■ Items listed in a dataset ■
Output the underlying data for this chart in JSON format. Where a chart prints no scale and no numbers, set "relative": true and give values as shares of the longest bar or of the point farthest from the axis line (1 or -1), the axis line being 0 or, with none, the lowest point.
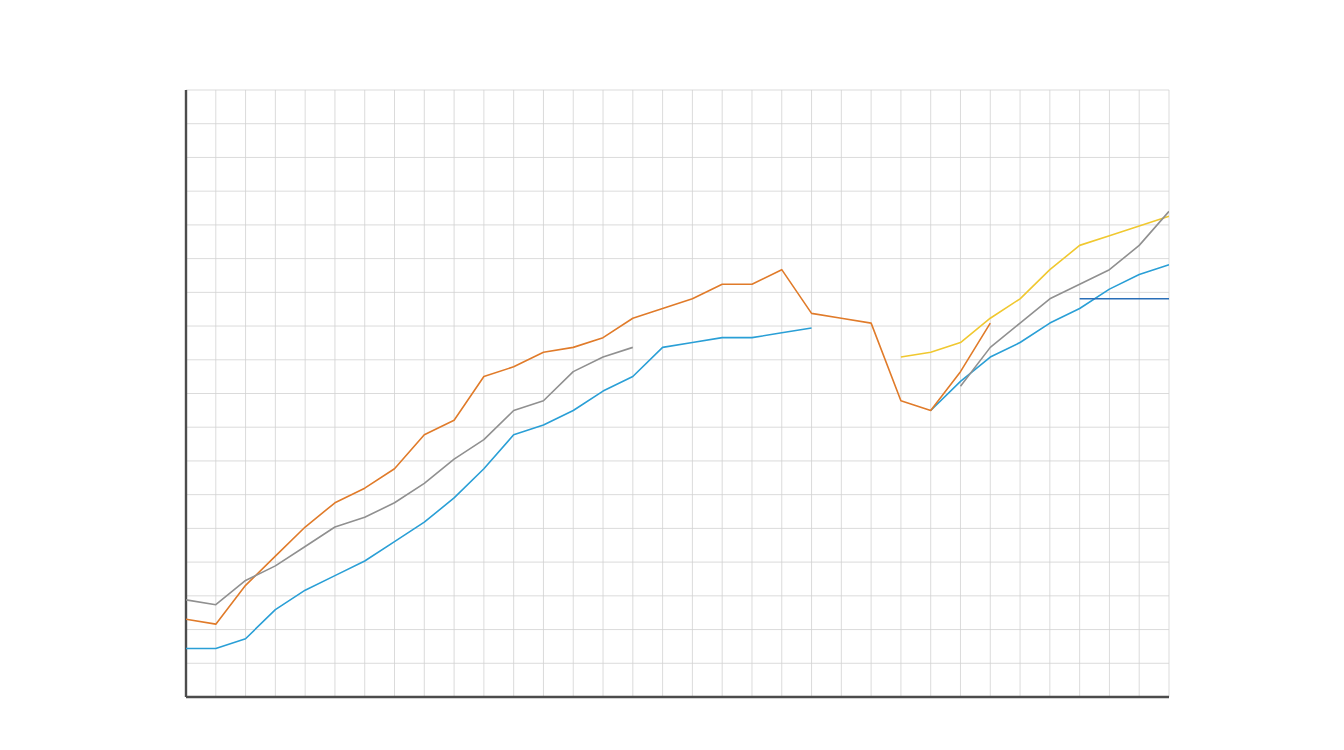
{
  "chart_data": {
    "type": "line",
    "relative": true,
    "grid": true,
    "marker": "none",
    "line_style": "solid",
    "categories": [
      null,
      null,
      null,
      null,
      null,
      null,
      null,
      null,
      null,
      null,
      null,
      null,
      null,
      null,
      null,
      null,
      null,
      null,
      null,
      null,
      null,
      null,
      null,
      null,
      null,
      null,
      null,
      null,
      null,
      null,
      null,
      null,
      null,
      null
    ],
    "series": [
      {
        "color": "#2a9fd6",
        "values": [
          0.1,
          0.1,
          0.12,
          0.18,
          0.22,
          0.25,
          0.28,
          0.32,
          0.36,
          0.41,
          0.47,
          0.54,
          0.56,
          0.59,
          0.63,
          0.66,
          0.72,
          0.73,
          0.74,
          0.74,
          0.75,
          0.76,
          null,
          null,
          null,
          0.59,
          0.65,
          0.7,
          0.73,
          0.77,
          0.8,
          0.84,
          0.87,
          0.89
        ]
      },
      {
        "color": "#e07b2a",
        "values": [
          0.16,
          0.15,
          0.23,
          0.29,
          0.35,
          0.4,
          0.43,
          0.47,
          0.54,
          0.57,
          0.66,
          0.68,
          0.71,
          0.72,
          0.74,
          0.78,
          0.8,
          0.82,
          0.85,
          0.85,
          0.88,
          0.79,
          0.78,
          0.77,
          0.61,
          0.59,
          0.67,
          0.77,
          null,
          null,
          null,
          null,
          null,
          null
        ]
      },
      {
        "color": "#f0c830",
        "values": [
          null,
          null,
          null,
          null,
          null,
          null,
          null,
          null,
          null,
          null,
          null,
          null,
          null,
          null,
          null,
          null,
          null,
          null,
          null,
          null,
          null,
          null,
          null,
          null,
          0.7,
          0.71,
          0.73,
          0.78,
          0.82,
          0.88,
          0.93,
          0.95,
          0.97,
          0.99
        ]
      },
      {
        "color": "#909090",
        "values": [
          0.2,
          0.19,
          0.24,
          0.27,
          0.31,
          0.35,
          0.37,
          0.4,
          0.44,
          0.49,
          0.53,
          0.59,
          0.61,
          0.67,
          0.7,
          0.72,
          null,
          null,
          null,
          null,
          null,
          null,
          null,
          null,
          null,
          null,
          0.64,
          0.72,
          0.77,
          0.82,
          0.85,
          0.88,
          0.93,
          1.0
        ]
      },
      {
        "color": "#2a6fb8",
        "values": [
          null,
          null,
          null,
          null,
          null,
          null,
          null,
          null,
          null,
          null,
          null,
          null,
          null,
          null,
          null,
          null,
          null,
          null,
          null,
          null,
          null,
          null,
          null,
          null,
          null,
          null,
          null,
          null,
          null,
          null,
          0.82,
          0.82,
          0.82,
          0.82
        ]
      }
    ]
  }
}
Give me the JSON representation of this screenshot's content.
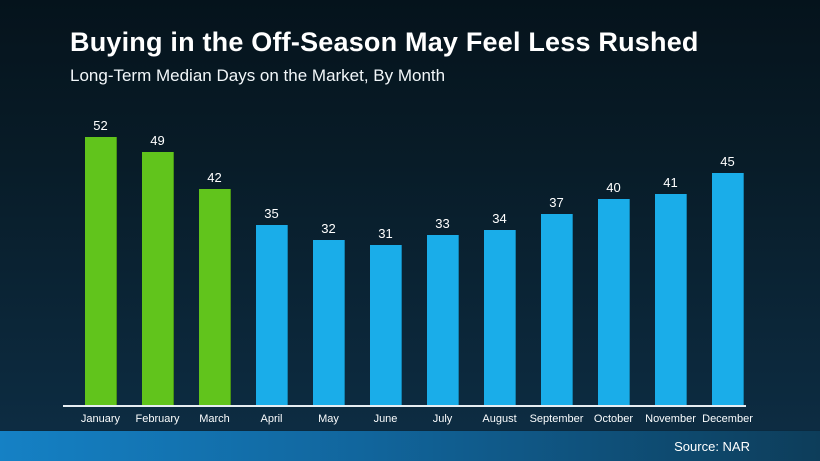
{
  "header": {
    "title": "Buying in the Off-Season May Feel Less Rushed",
    "subtitle": "Long-Term Median Days on the Market, By Month"
  },
  "chart_data": {
    "type": "bar",
    "title": "Buying in the Off-Season May Feel Less Rushed",
    "subtitle": "Long-Term Median Days on the Market, By Month",
    "categories": [
      "January",
      "February",
      "March",
      "April",
      "May",
      "June",
      "July",
      "August",
      "September",
      "October",
      "November",
      "December"
    ],
    "values": [
      52,
      49,
      42,
      35,
      32,
      31,
      33,
      34,
      37,
      40,
      41,
      45
    ],
    "bar_colors": [
      "#61c41c",
      "#61c41c",
      "#61c41c",
      "#1aade9",
      "#1aade9",
      "#1aade9",
      "#1aade9",
      "#1aade9",
      "#1aade9",
      "#1aade9",
      "#1aade9",
      "#1aade9"
    ],
    "highlight_months": [
      "January",
      "February",
      "March"
    ],
    "xlabel": "",
    "ylabel": "",
    "ylim": [
      0,
      55
    ],
    "grid": false,
    "legend": false,
    "data_labels": true,
    "palette": {
      "off_season_green": "#61c41c",
      "in_season_blue": "#1aade9",
      "background_top": "#05131c",
      "background_bottom": "#0d2c42",
      "baseline": "#e6edf2",
      "footer_band_left": "#1581c5",
      "footer_band_right": "#0d3d5a",
      "text": "#ffffff"
    }
  },
  "footer": {
    "source_label": "Source: NAR"
  }
}
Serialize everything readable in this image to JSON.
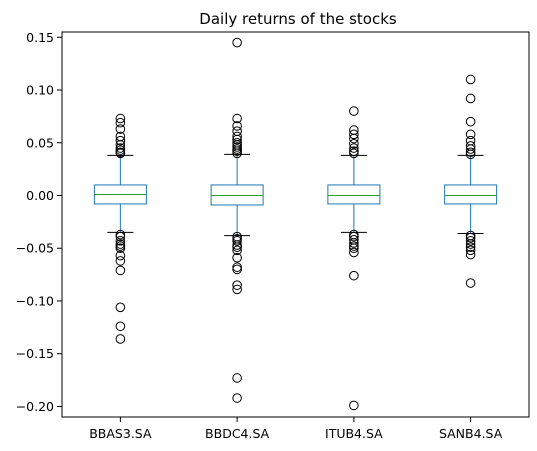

■ WHAT TO WORK ON ■
Quote the material word for word, dropping any images it holds.

■ RESPONSE TO THIS TASK ■
Output the underlying data for this chart in JSON format. Where a chart prints no scale and no numbers, set "relative": true and give values as shares of the longest bar or of the point farthest from the axis line (1 or -1), the axis line being 0 or, with none, the lowest point.
{
  "chart_data": {
    "type": "line",
    "relative": true,
    "grid": true,
    "marker": "none",
    "line_style": "solid",
    "categories": [
      null,
      null,
      null,
      null,
      null,
      null,
      null,
      null,
      null,
      null,
      null,
      null,
      null,
      null,
      null,
      null,
      null,
      null,
      null,
      null,
      null,
      null,
      null,
      null,
      null,
      null,
      null,
      null,
      null,
      null,
      null,
      null,
      null,
      null
    ],
    "series": [
      {
        "color": "#2a9fd6",
        "values": [
          0.1,
          0.1,
          0.12,
          0.18,
          0.22,
          0.25,
          0.28,
          0.32,
          0.36,
          0.41,
          0.47,
          0.54,
          0.56,
          0.59,
          0.63,
          0.66,
          0.72,
          0.73,
          0.74,
          0.74,
          0.75,
          0.76,
          null,
          null,
          null,
          0.59,
          0.65,
          0.7,
          0.73,
          0.77,
          0.8,
          0.84,
          0.87,
          0.89
        ]
      },
      {
        "color": "#e07b2a",
        "values": [
          0.16,
          0.15,
          0.23,
          0.29,
          0.35,
          0.4,
          0.43,
          0.47,
          0.54,
          0.57,
          0.66,
          0.68,
          0.71,
          0.72,
          0.74,
          0.78,
          0.8,
          0.82,
          0.85,
          0.85,
          0.88,
          0.79,
          0.78,
          0.77,
          0.61,
          0.59,
          0.67,
          0.77,
          null,
          null,
          null,
          null,
          null,
          null
        ]
      },
      {
        "color": "#f0c830",
        "values": [
          null,
          null,
          null,
          null,
          null,
          null,
          null,
          null,
          null,
          null,
          null,
          null,
          null,
          null,
          null,
          null,
          null,
          null,
          null,
          null,
          null,
          null,
          null,
          null,
          0.7,
          0.71,
          0.73,
          0.78,
          0.82,
          0.88,
          0.93,
          0.95,
          0.97,
          0.99
        ]
      },
      {
        "color": "#909090",
        "values": [
          0.2,
          0.19,
          0.24,
          0.27,
          0.31,
          0.35,
          0.37,
          0.4,
          0.44,
          0.49,
          0.53,
          0.59,
          0.61,
          0.67,
          0.7,
          0.72,
          null,
          null,
          null,
          null,
          null,
          null,
          null,
          null,
          null,
          null,
          0.64,
          0.72,
          0.77,
          0.82,
          0.85,
          0.88,
          0.93,
          1.0
        ]
      },
      {
        "color": "#2a6fb8",
        "values": [
          null,
          null,
          null,
          null,
          null,
          null,
          null,
          null,
          null,
          null,
          null,
          null,
          null,
          null,
          null,
          null,
          null,
          null,
          null,
          null,
          null,
          null,
          null,
          null,
          null,
          null,
          null,
          null,
          null,
          null,
          0.82,
          0.82,
          0.82,
          0.82
        ]
      }
    ]
  }
}
Give me the JSON representation of this screenshot's content.
{
  "header": {
    "title": "Buying in the Off-Season May Feel Less Rushed",
    "subtitle": "Long-Term Median Days on the Market, By Month"
  },
  "chart_data": {
    "type": "bar",
    "title": "Buying in the Off-Season May Feel Less Rushed",
    "subtitle": "Long-Term Median Days on the Market, By Month",
    "categories": [
      "January",
      "February",
      "March",
      "April",
      "May",
      "June",
      "July",
      "August",
      "September",
      "October",
      "November",
      "December"
    ],
    "values": [
      52,
      49,
      42,
      35,
      32,
      31,
      33,
      34,
      37,
      40,
      41,
      45
    ],
    "bar_colors": [
      "#61c41c",
      "#61c41c",
      "#61c41c",
      "#1aade9",
      "#1aade9",
      "#1aade9",
      "#1aade9",
      "#1aade9",
      "#1aade9",
      "#1aade9",
      "#1aade9",
      "#1aade9"
    ],
    "highlight_months": [
      "January",
      "February",
      "March"
    ],
    "xlabel": "",
    "ylabel": "",
    "ylim": [
      0,
      55
    ],
    "grid": false,
    "legend": false,
    "data_labels": true,
    "palette": {
      "off_season_green": "#61c41c",
      "in_season_blue": "#1aade9",
      "background_top": "#05131c",
      "background_bottom": "#0d2c42",
      "baseline": "#e6edf2",
      "footer_band_left": "#1581c5",
      "footer_band_right": "#0d3d5a",
      "text": "#ffffff"
    }
  },
  "footer": {
    "source_label": "Source: NAR"
  }
}
Serialize everything readable in this image to JSON.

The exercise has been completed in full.